Records
--- start ---
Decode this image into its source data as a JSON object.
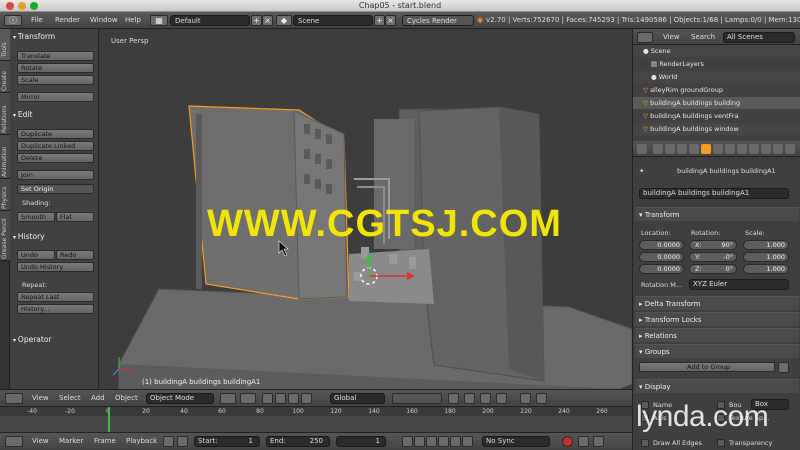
{
  "window": {
    "title": "Chap05 - start.blend"
  },
  "topbar": {
    "menus": [
      "File",
      "Render",
      "Window",
      "Help"
    ],
    "screen_layout": "Default",
    "scene": "Scene",
    "render_engine": "Cycles Render",
    "stats": "v2.70 | Verts:752670 | Faces:745293 | Tris:1490586 | Objects:1/68 | Lamps:0/0 | Mem:130.2"
  },
  "left_tabs": [
    "Tools",
    "Create",
    "Relations",
    "Animation",
    "Physics",
    "Grease Pencil"
  ],
  "toolshelf": {
    "transform_header": "Transform",
    "transform_buttons": [
      "Translate",
      "Rotate",
      "Scale",
      "Mirror"
    ],
    "edit_header": "Edit",
    "edit_buttons": [
      "Duplicate",
      "Duplicate Linked",
      "Delete",
      "Join"
    ],
    "set_origin": "Set Origin",
    "shading_label": "Shading:",
    "smooth": "Smooth",
    "flat": "Flat",
    "history_header": "History",
    "undo": "Undo",
    "redo": "Redo",
    "undo_history": "Undo History",
    "repeat_label": "Repeat:",
    "repeat_last": "Repeat Last",
    "history_btn": "History...",
    "operator_header": "Operator"
  },
  "viewport": {
    "view_label": "User Persp",
    "object_label": "(1) buildingA buildings buildingA1",
    "watermark": "WWW.CGTSJ.COM"
  },
  "view3d_header": {
    "menus": [
      "View",
      "Select",
      "Add",
      "Object"
    ],
    "mode": "Object Mode",
    "orientation": "Global"
  },
  "timeline": {
    "ticks": [
      "-40",
      "-20",
      "0",
      "20",
      "40",
      "60",
      "80",
      "100",
      "120",
      "140",
      "160",
      "180",
      "200",
      "220",
      "240",
      "260"
    ],
    "menus": [
      "View",
      "Marker",
      "Frame",
      "Playback"
    ],
    "start_label": "Start:",
    "start_value": "1",
    "end_label": "End:",
    "end_value": "250",
    "current_frame": "1",
    "sync": "No Sync"
  },
  "outliner": {
    "view_menu": "View",
    "search_menu": "Search",
    "display": "All Scenes",
    "rows": [
      "Scene",
      "RenderLayers",
      "World",
      "alleyRim groundGroup",
      "buildingA buildings building",
      "buildingA buildings ventFra",
      "buildingA buildings window"
    ]
  },
  "properties": {
    "breadcrumb": "buildingA buildings buildingA1",
    "object_name": "buildingA buildings buildingA1",
    "transform_header": "Transform",
    "location_label": "Location:",
    "rotation_label": "Rotation:",
    "scale_label": "Scale:",
    "location": [
      "0.0000",
      "0.0000",
      "0.0000"
    ],
    "rotation_axes": [
      "X:",
      "Y:",
      "Z:"
    ],
    "rotation": [
      "90°",
      "-0°",
      "0°"
    ],
    "scale": [
      "1.000",
      "1.000",
      "1.000"
    ],
    "rotation_mode_label": "Rotation M...",
    "rotation_mode": "XYZ Euler",
    "delta_transform": "Delta Transform",
    "transform_locks": "Transform Locks",
    "relations": "Relations",
    "groups": "Groups",
    "add_to_group": "Add to Group",
    "display": "Display",
    "display_name": "Name",
    "display_axis": "Axis",
    "display_draw_all_edges": "Draw All Edges",
    "display_bounds": "Bou",
    "display_box": "Box",
    "display_texture_space": "Texture Sp...",
    "display_transparency": "Transparency"
  },
  "branding": {
    "lynda": "lynda.com"
  },
  "colors": {
    "accent_orange": "#f39a27",
    "watermark_yellow": "#f2e600",
    "panel_bg": "#414141"
  }
}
--- end ---
What to work on:
Transcribe the material as is, with images omitted.

Result below:
Decode this image into its source data as a JSON object.
{
  "window": {
    "title": "Chap05 - start.blend"
  },
  "topbar": {
    "menus": [
      "File",
      "Render",
      "Window",
      "Help"
    ],
    "screen_layout": "Default",
    "scene": "Scene",
    "render_engine": "Cycles Render",
    "stats": "v2.70 | Verts:752670 | Faces:745293 | Tris:1490586 | Objects:1/68 | Lamps:0/0 | Mem:130.2"
  },
  "left_tabs": [
    "Tools",
    "Create",
    "Relations",
    "Animation",
    "Physics",
    "Grease Pencil"
  ],
  "toolshelf": {
    "transform_header": "Transform",
    "transform_buttons": [
      "Translate",
      "Rotate",
      "Scale",
      "Mirror"
    ],
    "edit_header": "Edit",
    "edit_buttons": [
      "Duplicate",
      "Duplicate Linked",
      "Delete",
      "Join"
    ],
    "set_origin": "Set Origin",
    "shading_label": "Shading:",
    "smooth": "Smooth",
    "flat": "Flat",
    "history_header": "History",
    "undo": "Undo",
    "redo": "Redo",
    "undo_history": "Undo History",
    "repeat_label": "Repeat:",
    "repeat_last": "Repeat Last",
    "history_btn": "History...",
    "operator_header": "Operator"
  },
  "viewport": {
    "view_label": "User Persp",
    "object_label": "(1) buildingA buildings buildingA1",
    "watermark": "WWW.CGTSJ.COM"
  },
  "view3d_header": {
    "menus": [
      "View",
      "Select",
      "Add",
      "Object"
    ],
    "mode": "Object Mode",
    "orientation": "Global"
  },
  "timeline": {
    "ticks": [
      "-40",
      "-20",
      "0",
      "20",
      "40",
      "60",
      "80",
      "100",
      "120",
      "140",
      "160",
      "180",
      "200",
      "220",
      "240",
      "260"
    ],
    "menus": [
      "View",
      "Marker",
      "Frame",
      "Playback"
    ],
    "start_label": "Start:",
    "start_value": "1",
    "end_label": "End:",
    "end_value": "250",
    "current_frame": "1",
    "sync": "No Sync"
  },
  "outliner": {
    "view_menu": "View",
    "search_menu": "Search",
    "display": "All Scenes",
    "rows": [
      "Scene",
      "RenderLayers",
      "World",
      "alleyRim groundGroup",
      "buildingA buildings building",
      "buildingA buildings ventFra",
      "buildingA buildings window"
    ]
  },
  "properties": {
    "breadcrumb": "buildingA buildings buildingA1",
    "object_name": "buildingA buildings buildingA1",
    "transform_header": "Transform",
    "location_label": "Location:",
    "rotation_label": "Rotation:",
    "scale_label": "Scale:",
    "location": [
      "0.0000",
      "0.0000",
      "0.0000"
    ],
    "rotation_axes": [
      "X:",
      "Y:",
      "Z:"
    ],
    "rotation": [
      "90°",
      "-0°",
      "0°"
    ],
    "scale": [
      "1.000",
      "1.000",
      "1.000"
    ],
    "rotation_mode_label": "Rotation M...",
    "rotation_mode": "XYZ Euler",
    "delta_transform": "Delta Transform",
    "transform_locks": "Transform Locks",
    "relations": "Relations",
    "groups": "Groups",
    "add_to_group": "Add to Group",
    "display": "Display",
    "display_name": "Name",
    "display_axis": "Axis",
    "display_draw_all_edges": "Draw All Edges",
    "display_bounds": "Bou",
    "display_box": "Box",
    "display_texture_space": "Texture Sp...",
    "display_transparency": "Transparency"
  },
  "branding": {
    "lynda": "lynda.com"
  },
  "colors": {
    "accent_orange": "#f39a27",
    "watermark_yellow": "#f2e600",
    "panel_bg": "#414141"
  }
}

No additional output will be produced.